= Data provided =
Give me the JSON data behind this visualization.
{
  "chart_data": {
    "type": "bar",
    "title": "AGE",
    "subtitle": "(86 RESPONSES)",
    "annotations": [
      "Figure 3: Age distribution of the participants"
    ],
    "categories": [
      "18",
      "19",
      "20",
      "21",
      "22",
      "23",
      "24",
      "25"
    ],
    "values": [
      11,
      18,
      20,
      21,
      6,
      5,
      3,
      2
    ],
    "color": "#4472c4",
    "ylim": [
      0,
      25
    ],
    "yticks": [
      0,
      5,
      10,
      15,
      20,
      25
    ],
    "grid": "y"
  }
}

= Problem description =
Return every entry exactly as given.

= Complete output =
Give me the JSON data behind this visualization.
{
  "chart_data": {
    "type": "bar",
    "title": "AGE",
    "subtitle": "(86 RESPONSES)",
    "annotations": [
      "Figure 3: Age distribution of the participants"
    ],
    "categories": [
      "18",
      "19",
      "20",
      "21",
      "22",
      "23",
      "24",
      "25"
    ],
    "values": [
      11,
      18,
      20,
      21,
      6,
      5,
      3,
      2
    ],
    "color": "#4472c4",
    "ylim": [
      0,
      25
    ],
    "yticks": [
      0,
      5,
      10,
      15,
      20,
      25
    ],
    "grid": "y"
  }
}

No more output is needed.